:: 抜粋本文 ::
VCMの感受性

学会での収穫その2。

以前からVCMのEtestを使うとなんか高い値が出るなと感じていたのですが、どうやらやはりそういうものらしいです。これはシンポジウムの中村先生のお話に出てきたのですが、VCMのEtestを使うとびみょーに高い値が出るのは事実のようです。文献的にも実証された事実のようで、知らなかったことがお恥ずかしいというか、何と云うか。

同じVCMでもEnterococciに対する作用機序とStaphylococciに対する作用機序はびみょーに異なるところがありまして、至極簡単に書いてしまいますと、Enterococciは「VCMの作用点を別の物質に置き換えてVCMが結合できなくする」ことで耐性化しますが、Staphylococciは「根性でVCMの作用点を大量に作り出して物量作戦で押し切る」ことで耐性化します。VCMの作用は細胞壁合成阻害ですが、必然的にVRSAはすさまじくでかくなります。詳細は成書をどうぞ。

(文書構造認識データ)
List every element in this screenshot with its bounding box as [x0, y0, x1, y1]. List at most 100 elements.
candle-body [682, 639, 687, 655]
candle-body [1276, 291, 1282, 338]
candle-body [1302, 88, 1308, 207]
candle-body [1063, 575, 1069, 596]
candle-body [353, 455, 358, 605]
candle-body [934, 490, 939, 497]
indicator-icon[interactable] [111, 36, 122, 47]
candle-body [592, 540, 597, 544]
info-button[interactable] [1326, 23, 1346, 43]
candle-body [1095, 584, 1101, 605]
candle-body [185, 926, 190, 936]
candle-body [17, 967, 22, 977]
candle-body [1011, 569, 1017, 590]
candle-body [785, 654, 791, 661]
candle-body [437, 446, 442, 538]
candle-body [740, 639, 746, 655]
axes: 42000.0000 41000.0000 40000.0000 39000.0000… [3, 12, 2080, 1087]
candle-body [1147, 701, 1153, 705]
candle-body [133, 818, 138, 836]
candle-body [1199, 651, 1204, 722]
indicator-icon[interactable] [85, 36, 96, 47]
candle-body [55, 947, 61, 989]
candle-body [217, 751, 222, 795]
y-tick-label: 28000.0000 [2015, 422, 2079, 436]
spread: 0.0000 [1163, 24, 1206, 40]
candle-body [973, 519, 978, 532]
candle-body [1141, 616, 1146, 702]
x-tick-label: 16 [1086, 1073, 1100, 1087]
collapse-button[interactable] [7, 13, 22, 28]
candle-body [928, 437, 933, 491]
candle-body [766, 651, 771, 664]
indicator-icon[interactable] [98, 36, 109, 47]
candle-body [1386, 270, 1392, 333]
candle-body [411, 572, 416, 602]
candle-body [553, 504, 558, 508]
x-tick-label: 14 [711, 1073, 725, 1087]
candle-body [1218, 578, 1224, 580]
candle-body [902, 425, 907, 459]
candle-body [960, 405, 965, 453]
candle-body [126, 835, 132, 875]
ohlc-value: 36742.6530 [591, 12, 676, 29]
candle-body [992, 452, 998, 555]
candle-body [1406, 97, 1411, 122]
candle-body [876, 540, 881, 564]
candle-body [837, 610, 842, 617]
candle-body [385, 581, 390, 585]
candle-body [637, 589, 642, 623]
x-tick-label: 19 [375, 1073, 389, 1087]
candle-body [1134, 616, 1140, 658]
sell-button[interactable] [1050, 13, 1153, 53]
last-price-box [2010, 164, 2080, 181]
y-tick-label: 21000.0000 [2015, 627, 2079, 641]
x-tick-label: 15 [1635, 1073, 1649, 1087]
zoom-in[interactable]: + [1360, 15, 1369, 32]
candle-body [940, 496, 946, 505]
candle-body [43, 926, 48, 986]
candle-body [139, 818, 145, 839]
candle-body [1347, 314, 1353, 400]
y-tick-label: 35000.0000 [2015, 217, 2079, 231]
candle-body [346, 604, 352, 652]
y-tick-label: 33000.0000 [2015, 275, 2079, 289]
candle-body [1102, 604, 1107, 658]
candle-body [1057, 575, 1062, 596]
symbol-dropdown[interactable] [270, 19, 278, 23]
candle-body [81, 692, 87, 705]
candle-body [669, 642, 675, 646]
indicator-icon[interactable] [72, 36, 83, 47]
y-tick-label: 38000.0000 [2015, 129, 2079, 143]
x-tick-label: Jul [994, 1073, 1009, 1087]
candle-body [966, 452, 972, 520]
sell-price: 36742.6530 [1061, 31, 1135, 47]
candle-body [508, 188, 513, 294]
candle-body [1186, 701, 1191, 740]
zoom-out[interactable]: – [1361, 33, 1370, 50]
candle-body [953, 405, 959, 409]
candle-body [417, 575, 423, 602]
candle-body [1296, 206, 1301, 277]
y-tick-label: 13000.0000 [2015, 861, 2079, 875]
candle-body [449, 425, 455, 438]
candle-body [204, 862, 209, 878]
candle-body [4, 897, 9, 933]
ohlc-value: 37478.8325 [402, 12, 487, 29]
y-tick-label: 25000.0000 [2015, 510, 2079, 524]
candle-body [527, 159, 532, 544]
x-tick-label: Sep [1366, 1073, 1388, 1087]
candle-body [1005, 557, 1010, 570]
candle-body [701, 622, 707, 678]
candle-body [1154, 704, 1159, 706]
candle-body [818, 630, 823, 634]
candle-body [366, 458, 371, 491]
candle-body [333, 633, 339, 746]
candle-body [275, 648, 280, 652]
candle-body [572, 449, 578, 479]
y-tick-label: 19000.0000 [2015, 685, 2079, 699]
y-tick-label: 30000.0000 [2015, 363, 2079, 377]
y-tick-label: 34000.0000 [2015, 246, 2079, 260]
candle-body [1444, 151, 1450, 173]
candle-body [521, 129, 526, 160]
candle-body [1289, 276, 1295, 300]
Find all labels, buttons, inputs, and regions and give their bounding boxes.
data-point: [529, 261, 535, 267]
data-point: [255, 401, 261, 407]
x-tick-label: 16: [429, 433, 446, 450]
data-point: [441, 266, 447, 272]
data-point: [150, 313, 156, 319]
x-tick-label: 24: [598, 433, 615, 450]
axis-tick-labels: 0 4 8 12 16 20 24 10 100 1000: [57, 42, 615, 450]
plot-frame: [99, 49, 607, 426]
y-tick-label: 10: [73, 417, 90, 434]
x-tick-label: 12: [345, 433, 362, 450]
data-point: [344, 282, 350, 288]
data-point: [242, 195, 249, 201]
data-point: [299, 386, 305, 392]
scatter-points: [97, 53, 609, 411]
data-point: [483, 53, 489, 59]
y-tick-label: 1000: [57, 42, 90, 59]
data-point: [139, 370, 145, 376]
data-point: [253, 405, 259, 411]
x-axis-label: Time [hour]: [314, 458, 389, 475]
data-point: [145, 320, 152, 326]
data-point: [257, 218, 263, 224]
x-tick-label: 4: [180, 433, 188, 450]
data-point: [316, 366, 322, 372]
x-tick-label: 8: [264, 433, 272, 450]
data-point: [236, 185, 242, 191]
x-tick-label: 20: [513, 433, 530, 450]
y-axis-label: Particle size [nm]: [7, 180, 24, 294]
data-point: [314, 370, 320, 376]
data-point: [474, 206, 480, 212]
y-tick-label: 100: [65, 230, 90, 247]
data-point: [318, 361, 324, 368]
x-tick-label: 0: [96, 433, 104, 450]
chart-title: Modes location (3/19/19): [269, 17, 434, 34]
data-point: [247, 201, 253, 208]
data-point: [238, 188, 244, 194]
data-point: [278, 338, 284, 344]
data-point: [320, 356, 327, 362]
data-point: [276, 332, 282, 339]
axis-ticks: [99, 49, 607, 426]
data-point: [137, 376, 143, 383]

:: 設問 ::
- 1) VCMの感受性についての抜粋本文では、StaphylococciはどのようにしてVCMに耐性化するとされているか。
- 2) VCMの感受性についての抜粋本文を、最後の文に続けて書き進めよ。

:: 解答 ::
- 1) 根性でVCMの作用点を大量に作り出し、物量作戦で押し切ることで耐性化する。

- 2)
つまり、Enterococciの耐性機序ではVCMは消費されませんが(結合できない)、Staphylococciはどんどん消費されていきます(VCMは結合するが相手のほうが多い)。外から供給するタイプのディスク法やEtestでは正確なMICが測定できないのもむべなるかな、といったところでしょうか。おそらくこれを正確に測定するためには、VCMが含有された生培地が必要なんでしょう。

うーむ、どうにも前から一致せんなとは思っていたのですが、薬剤の力価が落ちたのかな、くらいにしか思っていませんでした。研究者にはなれんなあ。